● **OBJECTIVE**:
Copy down every line where the string "five" shows up.

● **DATASET ENTRIES**:
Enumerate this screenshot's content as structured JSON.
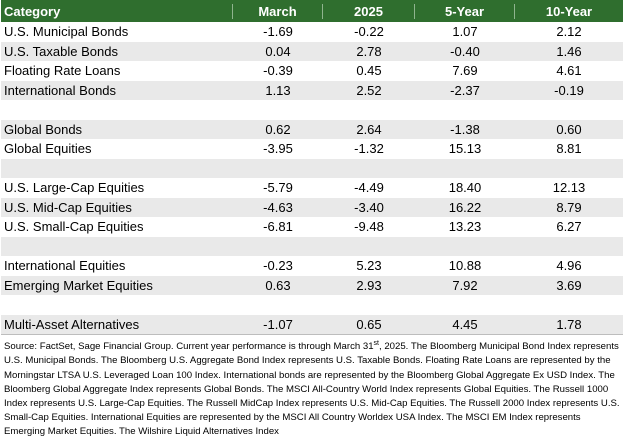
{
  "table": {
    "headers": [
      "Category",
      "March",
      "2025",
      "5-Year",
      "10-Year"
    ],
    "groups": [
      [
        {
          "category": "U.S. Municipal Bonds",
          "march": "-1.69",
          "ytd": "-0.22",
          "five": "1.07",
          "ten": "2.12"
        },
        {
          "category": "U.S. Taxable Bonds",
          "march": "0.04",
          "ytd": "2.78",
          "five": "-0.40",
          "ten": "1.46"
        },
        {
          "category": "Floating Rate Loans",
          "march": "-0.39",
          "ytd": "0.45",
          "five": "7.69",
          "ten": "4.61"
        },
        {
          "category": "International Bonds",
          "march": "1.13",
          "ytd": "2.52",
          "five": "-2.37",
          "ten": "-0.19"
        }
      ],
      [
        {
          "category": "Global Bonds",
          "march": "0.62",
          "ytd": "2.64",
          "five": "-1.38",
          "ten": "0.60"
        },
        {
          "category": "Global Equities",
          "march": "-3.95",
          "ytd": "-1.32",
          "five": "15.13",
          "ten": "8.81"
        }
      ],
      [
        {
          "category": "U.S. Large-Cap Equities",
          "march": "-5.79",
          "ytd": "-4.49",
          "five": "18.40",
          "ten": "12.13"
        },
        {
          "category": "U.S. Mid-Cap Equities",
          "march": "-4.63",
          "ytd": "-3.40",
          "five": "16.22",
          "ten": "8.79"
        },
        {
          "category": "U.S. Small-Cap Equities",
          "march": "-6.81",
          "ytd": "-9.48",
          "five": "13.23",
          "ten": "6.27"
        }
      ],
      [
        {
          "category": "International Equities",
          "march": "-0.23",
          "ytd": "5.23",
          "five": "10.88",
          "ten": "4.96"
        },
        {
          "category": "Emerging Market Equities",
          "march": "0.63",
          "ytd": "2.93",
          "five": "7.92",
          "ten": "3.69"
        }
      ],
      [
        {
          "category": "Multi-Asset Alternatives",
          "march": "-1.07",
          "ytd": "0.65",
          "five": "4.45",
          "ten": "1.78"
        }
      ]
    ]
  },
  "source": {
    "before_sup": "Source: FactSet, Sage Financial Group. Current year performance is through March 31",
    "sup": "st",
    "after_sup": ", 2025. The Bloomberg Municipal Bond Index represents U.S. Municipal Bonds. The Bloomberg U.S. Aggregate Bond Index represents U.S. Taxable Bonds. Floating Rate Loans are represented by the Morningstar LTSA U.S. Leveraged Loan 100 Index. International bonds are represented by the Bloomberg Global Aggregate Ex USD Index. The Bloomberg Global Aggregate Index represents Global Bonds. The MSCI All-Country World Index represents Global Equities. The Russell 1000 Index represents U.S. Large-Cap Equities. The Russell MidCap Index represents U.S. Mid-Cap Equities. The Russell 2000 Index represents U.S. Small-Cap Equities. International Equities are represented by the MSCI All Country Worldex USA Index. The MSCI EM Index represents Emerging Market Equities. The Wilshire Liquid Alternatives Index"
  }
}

● **RESULT FOR THIS EXERCISE**:
          "five": "1.07",
          "five": "-0.40",
          "five": "7.69",
          "five": "-2.37",
          "five": "-1.38",
          "five": "15.13",
          "five": "18.40",
          "five": "16.22",
          "five": "13.23",
          "five": "10.88",
          "five": "7.92",
          "five": "4.45",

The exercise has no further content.